Stated exercise: Work out the number of lines with the word "screenshot" in the material below, then reply with that number only.

Entries:
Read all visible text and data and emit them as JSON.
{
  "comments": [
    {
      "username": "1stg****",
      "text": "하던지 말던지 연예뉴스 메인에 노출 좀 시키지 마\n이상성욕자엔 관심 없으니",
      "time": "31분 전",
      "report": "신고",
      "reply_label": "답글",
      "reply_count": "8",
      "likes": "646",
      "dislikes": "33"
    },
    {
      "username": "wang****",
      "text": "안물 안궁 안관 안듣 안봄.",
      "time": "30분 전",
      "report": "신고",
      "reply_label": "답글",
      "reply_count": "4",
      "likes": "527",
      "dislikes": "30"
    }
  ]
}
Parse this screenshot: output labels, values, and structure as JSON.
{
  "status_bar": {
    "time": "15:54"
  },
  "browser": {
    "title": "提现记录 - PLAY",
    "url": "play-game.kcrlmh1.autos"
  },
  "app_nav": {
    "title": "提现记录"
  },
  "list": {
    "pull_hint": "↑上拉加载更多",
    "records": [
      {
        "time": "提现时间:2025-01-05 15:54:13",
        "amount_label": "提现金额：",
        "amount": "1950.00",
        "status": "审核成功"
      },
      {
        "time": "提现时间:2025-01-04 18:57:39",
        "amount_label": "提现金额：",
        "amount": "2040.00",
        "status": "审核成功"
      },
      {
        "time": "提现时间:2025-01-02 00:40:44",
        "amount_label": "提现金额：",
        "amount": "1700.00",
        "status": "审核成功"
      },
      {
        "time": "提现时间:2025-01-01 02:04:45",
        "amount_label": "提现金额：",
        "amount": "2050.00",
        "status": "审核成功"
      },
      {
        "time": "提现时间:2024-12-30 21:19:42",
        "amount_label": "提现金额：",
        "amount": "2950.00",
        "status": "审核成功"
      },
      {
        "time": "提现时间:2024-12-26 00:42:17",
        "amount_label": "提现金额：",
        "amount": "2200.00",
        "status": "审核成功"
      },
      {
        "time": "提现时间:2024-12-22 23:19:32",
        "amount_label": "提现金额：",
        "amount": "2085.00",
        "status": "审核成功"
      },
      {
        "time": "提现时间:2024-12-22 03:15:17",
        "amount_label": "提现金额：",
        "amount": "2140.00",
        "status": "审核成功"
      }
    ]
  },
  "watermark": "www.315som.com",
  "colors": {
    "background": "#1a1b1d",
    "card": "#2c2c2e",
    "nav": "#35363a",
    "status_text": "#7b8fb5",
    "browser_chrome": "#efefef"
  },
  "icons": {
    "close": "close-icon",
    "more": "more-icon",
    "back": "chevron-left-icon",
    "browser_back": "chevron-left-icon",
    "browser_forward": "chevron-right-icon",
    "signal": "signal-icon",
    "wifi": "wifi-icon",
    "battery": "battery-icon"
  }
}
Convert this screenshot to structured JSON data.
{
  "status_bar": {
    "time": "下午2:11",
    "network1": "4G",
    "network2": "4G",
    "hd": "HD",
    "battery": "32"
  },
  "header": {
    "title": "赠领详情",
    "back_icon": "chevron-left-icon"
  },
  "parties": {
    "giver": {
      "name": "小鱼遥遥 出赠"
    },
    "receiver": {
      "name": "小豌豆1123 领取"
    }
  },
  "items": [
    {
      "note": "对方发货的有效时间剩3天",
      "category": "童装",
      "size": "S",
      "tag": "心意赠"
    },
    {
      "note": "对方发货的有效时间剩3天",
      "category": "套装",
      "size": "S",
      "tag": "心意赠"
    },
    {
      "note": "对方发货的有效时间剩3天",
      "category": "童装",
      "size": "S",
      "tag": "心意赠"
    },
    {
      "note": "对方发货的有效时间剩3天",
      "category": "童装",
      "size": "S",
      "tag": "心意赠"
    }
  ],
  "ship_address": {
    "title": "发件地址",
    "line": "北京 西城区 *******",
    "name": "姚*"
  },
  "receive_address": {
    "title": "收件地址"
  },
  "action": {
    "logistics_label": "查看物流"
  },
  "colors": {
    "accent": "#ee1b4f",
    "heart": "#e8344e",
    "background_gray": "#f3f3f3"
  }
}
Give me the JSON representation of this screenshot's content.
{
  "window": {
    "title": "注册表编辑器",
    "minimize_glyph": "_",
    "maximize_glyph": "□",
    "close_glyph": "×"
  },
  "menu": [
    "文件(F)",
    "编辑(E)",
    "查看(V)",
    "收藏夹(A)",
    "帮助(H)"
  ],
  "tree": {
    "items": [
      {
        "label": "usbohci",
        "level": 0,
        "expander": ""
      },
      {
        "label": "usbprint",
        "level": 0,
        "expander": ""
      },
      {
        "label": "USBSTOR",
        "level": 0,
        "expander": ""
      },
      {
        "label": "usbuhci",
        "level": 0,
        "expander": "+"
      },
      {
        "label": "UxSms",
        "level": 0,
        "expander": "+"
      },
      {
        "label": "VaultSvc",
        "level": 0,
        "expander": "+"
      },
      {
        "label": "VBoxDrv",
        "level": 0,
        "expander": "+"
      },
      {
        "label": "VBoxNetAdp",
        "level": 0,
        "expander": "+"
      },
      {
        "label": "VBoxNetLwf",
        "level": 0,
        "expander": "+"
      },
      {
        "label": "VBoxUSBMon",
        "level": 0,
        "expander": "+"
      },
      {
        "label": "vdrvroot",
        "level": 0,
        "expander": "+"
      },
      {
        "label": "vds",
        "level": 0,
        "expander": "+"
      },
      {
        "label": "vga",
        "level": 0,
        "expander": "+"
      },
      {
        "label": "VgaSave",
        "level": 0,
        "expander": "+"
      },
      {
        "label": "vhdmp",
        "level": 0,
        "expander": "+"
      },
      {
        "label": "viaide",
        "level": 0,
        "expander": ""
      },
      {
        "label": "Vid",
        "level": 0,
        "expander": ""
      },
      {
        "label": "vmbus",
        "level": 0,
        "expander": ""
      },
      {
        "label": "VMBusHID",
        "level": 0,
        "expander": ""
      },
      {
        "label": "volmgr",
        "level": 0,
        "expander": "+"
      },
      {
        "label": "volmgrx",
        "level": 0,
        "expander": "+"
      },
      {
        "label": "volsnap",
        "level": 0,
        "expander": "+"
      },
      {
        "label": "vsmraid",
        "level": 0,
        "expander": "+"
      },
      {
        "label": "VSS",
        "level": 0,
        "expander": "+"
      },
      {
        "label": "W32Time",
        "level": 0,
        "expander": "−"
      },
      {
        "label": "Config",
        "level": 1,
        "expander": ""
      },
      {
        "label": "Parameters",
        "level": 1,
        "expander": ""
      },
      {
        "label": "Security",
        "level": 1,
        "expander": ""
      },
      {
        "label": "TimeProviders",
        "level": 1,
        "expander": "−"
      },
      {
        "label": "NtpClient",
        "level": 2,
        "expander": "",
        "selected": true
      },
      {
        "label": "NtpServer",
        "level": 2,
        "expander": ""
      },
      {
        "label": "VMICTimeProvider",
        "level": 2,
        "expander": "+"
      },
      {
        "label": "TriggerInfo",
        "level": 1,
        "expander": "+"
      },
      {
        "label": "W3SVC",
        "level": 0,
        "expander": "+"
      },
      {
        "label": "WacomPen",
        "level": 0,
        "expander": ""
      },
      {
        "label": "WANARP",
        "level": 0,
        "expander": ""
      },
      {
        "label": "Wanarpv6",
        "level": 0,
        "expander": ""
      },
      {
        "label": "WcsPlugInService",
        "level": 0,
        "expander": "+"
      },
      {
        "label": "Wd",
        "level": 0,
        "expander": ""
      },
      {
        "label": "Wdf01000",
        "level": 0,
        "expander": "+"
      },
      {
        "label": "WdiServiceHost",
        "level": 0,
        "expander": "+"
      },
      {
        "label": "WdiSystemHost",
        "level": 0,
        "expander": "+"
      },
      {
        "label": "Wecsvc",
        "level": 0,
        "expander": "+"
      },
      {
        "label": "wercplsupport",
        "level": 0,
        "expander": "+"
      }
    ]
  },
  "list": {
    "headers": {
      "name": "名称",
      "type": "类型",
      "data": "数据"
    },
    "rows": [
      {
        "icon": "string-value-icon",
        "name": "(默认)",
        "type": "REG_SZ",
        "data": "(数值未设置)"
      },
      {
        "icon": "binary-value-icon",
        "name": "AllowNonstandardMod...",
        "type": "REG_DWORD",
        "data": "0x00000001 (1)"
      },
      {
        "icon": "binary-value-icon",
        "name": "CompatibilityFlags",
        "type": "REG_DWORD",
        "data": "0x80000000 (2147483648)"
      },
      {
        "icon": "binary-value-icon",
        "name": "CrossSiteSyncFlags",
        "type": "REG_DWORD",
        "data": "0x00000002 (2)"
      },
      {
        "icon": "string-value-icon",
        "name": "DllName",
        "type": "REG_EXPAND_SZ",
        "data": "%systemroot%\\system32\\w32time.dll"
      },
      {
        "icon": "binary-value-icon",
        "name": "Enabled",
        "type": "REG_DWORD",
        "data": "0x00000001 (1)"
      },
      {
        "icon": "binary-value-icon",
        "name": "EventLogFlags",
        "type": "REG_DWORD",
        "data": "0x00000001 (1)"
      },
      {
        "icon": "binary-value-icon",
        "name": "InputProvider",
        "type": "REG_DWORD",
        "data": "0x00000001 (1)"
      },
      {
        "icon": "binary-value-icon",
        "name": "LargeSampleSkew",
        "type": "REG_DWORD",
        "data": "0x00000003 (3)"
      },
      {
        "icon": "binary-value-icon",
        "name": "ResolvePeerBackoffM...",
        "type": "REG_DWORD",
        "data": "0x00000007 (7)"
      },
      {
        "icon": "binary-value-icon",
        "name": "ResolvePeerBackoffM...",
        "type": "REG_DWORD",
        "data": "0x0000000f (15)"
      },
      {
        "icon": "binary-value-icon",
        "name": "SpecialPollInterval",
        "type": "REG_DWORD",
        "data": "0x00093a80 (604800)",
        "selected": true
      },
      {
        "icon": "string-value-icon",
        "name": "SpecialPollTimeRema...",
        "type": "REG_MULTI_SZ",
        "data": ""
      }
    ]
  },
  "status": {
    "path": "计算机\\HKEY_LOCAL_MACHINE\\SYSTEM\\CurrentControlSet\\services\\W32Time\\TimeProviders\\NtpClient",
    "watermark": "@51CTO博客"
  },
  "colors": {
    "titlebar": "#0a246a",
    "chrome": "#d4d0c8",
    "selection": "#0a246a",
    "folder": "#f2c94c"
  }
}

The answer: 3